● OBJECTIVE
Repeat all entries exactly.

*** THE INPUT ***

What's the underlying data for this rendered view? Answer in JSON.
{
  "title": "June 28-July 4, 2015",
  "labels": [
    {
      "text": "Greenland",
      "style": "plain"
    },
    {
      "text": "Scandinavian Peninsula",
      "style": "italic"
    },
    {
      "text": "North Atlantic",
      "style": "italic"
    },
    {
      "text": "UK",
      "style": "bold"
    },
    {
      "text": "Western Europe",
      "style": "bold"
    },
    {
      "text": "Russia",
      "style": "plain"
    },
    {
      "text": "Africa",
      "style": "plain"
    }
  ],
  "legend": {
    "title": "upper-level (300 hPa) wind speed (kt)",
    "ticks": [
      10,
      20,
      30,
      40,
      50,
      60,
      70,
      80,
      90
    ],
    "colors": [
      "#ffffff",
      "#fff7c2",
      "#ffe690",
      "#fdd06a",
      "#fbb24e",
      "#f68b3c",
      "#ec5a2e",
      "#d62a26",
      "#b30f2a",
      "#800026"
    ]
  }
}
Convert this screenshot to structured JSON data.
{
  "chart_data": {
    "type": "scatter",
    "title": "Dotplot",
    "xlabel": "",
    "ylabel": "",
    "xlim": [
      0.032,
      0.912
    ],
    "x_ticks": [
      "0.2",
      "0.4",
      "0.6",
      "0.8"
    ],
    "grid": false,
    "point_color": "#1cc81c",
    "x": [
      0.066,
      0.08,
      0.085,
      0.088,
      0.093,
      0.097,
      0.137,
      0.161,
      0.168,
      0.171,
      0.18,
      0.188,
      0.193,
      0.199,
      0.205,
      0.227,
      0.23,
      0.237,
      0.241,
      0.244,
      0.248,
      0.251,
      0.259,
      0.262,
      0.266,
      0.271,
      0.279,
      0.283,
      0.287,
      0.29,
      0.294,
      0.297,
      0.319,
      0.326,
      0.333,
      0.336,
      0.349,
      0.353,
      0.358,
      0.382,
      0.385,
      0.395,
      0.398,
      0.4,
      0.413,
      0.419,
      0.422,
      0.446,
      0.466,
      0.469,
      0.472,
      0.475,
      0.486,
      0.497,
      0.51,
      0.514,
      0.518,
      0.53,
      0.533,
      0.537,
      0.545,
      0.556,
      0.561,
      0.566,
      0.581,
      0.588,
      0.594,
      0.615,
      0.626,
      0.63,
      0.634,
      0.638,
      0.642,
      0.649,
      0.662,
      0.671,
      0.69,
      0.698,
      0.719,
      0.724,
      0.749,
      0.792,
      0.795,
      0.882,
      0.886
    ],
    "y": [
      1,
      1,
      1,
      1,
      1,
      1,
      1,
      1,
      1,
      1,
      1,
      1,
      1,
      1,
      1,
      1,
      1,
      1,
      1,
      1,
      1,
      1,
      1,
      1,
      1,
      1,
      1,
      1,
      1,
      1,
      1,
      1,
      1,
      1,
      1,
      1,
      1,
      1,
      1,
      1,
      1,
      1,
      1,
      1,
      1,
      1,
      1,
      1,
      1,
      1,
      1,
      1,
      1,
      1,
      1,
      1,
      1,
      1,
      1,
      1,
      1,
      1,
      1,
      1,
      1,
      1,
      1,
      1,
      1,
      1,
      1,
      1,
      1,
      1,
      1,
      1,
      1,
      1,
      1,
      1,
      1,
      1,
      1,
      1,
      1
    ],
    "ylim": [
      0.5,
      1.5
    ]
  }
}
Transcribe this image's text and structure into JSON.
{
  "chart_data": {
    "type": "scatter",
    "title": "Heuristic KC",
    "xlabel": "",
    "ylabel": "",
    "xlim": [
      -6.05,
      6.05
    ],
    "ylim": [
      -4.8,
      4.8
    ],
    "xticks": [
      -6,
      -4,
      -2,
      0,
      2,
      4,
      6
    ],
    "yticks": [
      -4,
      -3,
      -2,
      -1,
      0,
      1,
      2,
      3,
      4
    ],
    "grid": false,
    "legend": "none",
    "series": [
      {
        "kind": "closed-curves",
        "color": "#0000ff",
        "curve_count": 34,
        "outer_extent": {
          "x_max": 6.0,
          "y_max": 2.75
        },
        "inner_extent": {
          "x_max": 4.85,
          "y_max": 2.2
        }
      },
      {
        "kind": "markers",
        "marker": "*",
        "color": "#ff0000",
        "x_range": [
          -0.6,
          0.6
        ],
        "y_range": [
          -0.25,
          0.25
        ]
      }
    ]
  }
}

***

● RESPONSE TO THE EXERCISE
What's the underlying data for this rendered view? Answer in JSON.
{
  "title": "June 28-July 4, 2015",
  "labels": [
    {
      "text": "Greenland",
      "style": "plain"
    },
    {
      "text": "Scandinavian Peninsula",
      "style": "italic"
    },
    {
      "text": "North Atlantic",
      "style": "italic"
    },
    {
      "text": "UK",
      "style": "bold"
    },
    {
      "text": "Western Europe",
      "style": "bold"
    },
    {
      "text": "Russia",
      "style": "plain"
    },
    {
      "text": "Africa",
      "style": "plain"
    }
  ],
  "legend": {
    "title": "upper-level (300 hPa) wind speed (kt)",
    "ticks": [
      10,
      20,
      30,
      40,
      50,
      60,
      70,
      80,
      90
    ],
    "colors": [
      "#ffffff",
      "#fff7c2",
      "#ffe690",
      "#fdd06a",
      "#fbb24e",
      "#f68b3c",
      "#ec5a2e",
      "#d62a26",
      "#b30f2a",
      "#800026"
    ]
  }
}
Convert this screenshot to structured JSON data.
{
  "chart_data": {
    "type": "scatter",
    "title": "Dotplot",
    "xlabel": "",
    "ylabel": "",
    "xlim": [
      0.032,
      0.912
    ],
    "x_ticks": [
      "0.2",
      "0.4",
      "0.6",
      "0.8"
    ],
    "grid": false,
    "point_color": "#1cc81c",
    "x": [
      0.066,
      0.08,
      0.085,
      0.088,
      0.093,
      0.097,
      0.137,
      0.161,
      0.168,
      0.171,
      0.18,
      0.188,
      0.193,
      0.199,
      0.205,
      0.227,
      0.23,
      0.237,
      0.241,
      0.244,
      0.248,
      0.251,
      0.259,
      0.262,
      0.266,
      0.271,
      0.279,
      0.283,
      0.287,
      0.29,
      0.294,
      0.297,
      0.319,
      0.326,
      0.333,
      0.336,
      0.349,
      0.353,
      0.358,
      0.382,
      0.385,
      0.395,
      0.398,
      0.4,
      0.413,
      0.419,
      0.422,
      0.446,
      0.466,
      0.469,
      0.472,
      0.475,
      0.486,
      0.497,
      0.51,
      0.514,
      0.518,
      0.53,
      0.533,
      0.537,
      0.545,
      0.556,
      0.561,
      0.566,
      0.581,
      0.588,
      0.594,
      0.615,
      0.626,
      0.63,
      0.634,
      0.638,
      0.642,
      0.649,
      0.662,
      0.671,
      0.69,
      0.698,
      0.719,
      0.724,
      0.749,
      0.792,
      0.795,
      0.882,
      0.886
    ],
    "y": [
      1,
      1,
      1,
      1,
      1,
      1,
      1,
      1,
      1,
      1,
      1,
      1,
      1,
      1,
      1,
      1,
      1,
      1,
      1,
      1,
      1,
      1,
      1,
      1,
      1,
      1,
      1,
      1,
      1,
      1,
      1,
      1,
      1,
      1,
      1,
      1,
      1,
      1,
      1,
      1,
      1,
      1,
      1,
      1,
      1,
      1,
      1,
      1,
      1,
      1,
      1,
      1,
      1,
      1,
      1,
      1,
      1,
      1,
      1,
      1,
      1,
      1,
      1,
      1,
      1,
      1,
      1,
      1,
      1,
      1,
      1,
      1,
      1,
      1,
      1,
      1,
      1,
      1,
      1,
      1,
      1,
      1,
      1,
      1,
      1
    ],
    "ylim": [
      0.5,
      1.5
    ]
  }
}
Transcribe this image's text and structure into JSON.
{
  "chart_data": {
    "type": "scatter",
    "title": "Heuristic KC",
    "xlabel": "",
    "ylabel": "",
    "xlim": [
      -6.05,
      6.05
    ],
    "ylim": [
      -4.8,
      4.8
    ],
    "xticks": [
      -6,
      -4,
      -2,
      0,
      2,
      4,
      6
    ],
    "yticks": [
      -4,
      -3,
      -2,
      -1,
      0,
      1,
      2,
      3,
      4
    ],
    "grid": false,
    "legend": "none",
    "series": [
      {
        "kind": "closed-curves",
        "color": "#0000ff",
        "curve_count": 34,
        "outer_extent": {
          "x_max": 6.0,
          "y_max": 2.75
        },
        "inner_extent": {
          "x_max": 4.85,
          "y_max": 2.2
        }
      },
      {
        "kind": "markers",
        "marker": "*",
        "color": "#ff0000",
        "x_range": [
          -0.6,
          0.6
        ],
        "y_range": [
          -0.25,
          0.25
        ]
      }
    ]
  }
}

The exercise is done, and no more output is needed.